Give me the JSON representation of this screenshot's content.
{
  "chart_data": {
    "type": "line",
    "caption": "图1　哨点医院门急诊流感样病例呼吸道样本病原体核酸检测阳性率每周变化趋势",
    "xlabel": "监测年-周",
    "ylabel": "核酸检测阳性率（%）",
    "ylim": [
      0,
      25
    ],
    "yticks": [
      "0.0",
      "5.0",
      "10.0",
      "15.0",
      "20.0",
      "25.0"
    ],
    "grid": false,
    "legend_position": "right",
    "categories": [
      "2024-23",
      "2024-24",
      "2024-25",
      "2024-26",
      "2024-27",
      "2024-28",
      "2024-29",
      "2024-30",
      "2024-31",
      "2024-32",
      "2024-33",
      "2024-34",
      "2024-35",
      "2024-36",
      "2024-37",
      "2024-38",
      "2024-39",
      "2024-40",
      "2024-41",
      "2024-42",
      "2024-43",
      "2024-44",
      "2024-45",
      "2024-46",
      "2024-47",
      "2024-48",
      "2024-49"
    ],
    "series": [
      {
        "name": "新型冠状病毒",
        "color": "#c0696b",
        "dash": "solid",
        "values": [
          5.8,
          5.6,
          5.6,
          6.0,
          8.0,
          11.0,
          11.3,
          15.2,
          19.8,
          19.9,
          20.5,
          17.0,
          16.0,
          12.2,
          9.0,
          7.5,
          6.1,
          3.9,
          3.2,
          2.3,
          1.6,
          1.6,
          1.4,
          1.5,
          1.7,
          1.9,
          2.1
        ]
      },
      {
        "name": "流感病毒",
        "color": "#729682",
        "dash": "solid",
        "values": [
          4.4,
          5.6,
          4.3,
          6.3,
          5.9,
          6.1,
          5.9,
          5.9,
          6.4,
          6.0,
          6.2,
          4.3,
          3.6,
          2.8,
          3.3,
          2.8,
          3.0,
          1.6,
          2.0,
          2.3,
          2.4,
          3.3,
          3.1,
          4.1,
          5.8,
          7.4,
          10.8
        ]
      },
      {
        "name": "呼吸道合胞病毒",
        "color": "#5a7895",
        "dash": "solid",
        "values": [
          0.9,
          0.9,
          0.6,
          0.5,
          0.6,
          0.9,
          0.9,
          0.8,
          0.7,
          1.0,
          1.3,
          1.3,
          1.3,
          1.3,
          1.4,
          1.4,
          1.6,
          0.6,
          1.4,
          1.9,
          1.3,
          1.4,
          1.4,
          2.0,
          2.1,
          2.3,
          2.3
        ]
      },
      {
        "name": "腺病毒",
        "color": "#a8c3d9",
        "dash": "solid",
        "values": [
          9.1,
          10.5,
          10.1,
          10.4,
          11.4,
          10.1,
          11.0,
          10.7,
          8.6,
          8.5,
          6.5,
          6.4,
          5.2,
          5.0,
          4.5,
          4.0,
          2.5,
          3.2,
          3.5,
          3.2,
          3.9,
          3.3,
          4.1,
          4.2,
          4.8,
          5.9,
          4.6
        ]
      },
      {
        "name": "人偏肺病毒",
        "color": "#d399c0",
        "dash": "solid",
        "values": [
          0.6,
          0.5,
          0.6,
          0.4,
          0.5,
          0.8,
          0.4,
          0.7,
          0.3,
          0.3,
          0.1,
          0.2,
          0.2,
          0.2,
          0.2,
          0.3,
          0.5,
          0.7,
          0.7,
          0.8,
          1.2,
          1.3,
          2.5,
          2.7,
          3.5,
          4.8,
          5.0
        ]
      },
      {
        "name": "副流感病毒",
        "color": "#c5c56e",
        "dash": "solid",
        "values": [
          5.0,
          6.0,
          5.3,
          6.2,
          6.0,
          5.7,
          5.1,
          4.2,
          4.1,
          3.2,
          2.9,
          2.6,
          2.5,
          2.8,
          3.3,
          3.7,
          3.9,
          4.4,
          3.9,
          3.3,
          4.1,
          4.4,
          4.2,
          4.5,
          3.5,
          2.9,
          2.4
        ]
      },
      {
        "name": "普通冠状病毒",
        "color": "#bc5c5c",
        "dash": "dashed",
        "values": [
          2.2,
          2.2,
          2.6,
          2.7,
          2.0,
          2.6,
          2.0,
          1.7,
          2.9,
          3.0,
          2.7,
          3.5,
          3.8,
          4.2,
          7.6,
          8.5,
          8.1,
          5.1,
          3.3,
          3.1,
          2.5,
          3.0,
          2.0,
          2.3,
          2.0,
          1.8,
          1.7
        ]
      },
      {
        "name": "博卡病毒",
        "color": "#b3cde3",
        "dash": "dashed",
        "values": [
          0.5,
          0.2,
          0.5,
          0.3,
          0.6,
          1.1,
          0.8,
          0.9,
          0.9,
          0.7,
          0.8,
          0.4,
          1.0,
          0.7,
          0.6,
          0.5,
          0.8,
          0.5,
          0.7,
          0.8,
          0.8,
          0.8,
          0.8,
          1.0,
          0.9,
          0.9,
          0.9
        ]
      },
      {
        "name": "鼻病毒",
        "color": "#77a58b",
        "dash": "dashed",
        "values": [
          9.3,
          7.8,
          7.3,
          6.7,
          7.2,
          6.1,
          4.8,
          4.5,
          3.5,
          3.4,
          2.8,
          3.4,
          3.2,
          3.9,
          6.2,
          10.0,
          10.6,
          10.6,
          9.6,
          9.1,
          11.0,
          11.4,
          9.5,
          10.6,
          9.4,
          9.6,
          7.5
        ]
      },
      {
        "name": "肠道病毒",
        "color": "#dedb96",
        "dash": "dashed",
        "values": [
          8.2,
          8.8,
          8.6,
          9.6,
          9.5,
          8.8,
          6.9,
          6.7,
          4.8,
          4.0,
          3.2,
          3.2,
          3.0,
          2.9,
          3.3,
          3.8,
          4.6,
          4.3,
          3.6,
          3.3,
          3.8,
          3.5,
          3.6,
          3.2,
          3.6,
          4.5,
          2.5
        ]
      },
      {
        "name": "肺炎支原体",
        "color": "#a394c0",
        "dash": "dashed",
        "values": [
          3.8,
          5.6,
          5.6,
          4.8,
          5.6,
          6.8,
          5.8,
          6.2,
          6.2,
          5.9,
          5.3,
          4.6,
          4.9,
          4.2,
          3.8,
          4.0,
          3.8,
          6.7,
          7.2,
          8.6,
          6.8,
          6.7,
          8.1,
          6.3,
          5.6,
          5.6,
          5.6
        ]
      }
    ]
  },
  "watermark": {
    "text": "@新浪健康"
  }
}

○ ○ ○ ○

SET EXERCISE -> Return each line of the data that contains the string "name".

RESULT FOR THIS TASK ->
        "name": "新型冠状病毒",
        "name": "流感病毒",
        "name": "呼吸道合胞病毒",
        "name": "腺病毒",
        "name": "人偏肺病毒",
        "name": "副流感病毒",
        "name": "普通冠状病毒",
        "name": "博卡病毒",
        "name": "鼻病毒",
        "name": "肠道病毒",
        "name": "肺炎支原体",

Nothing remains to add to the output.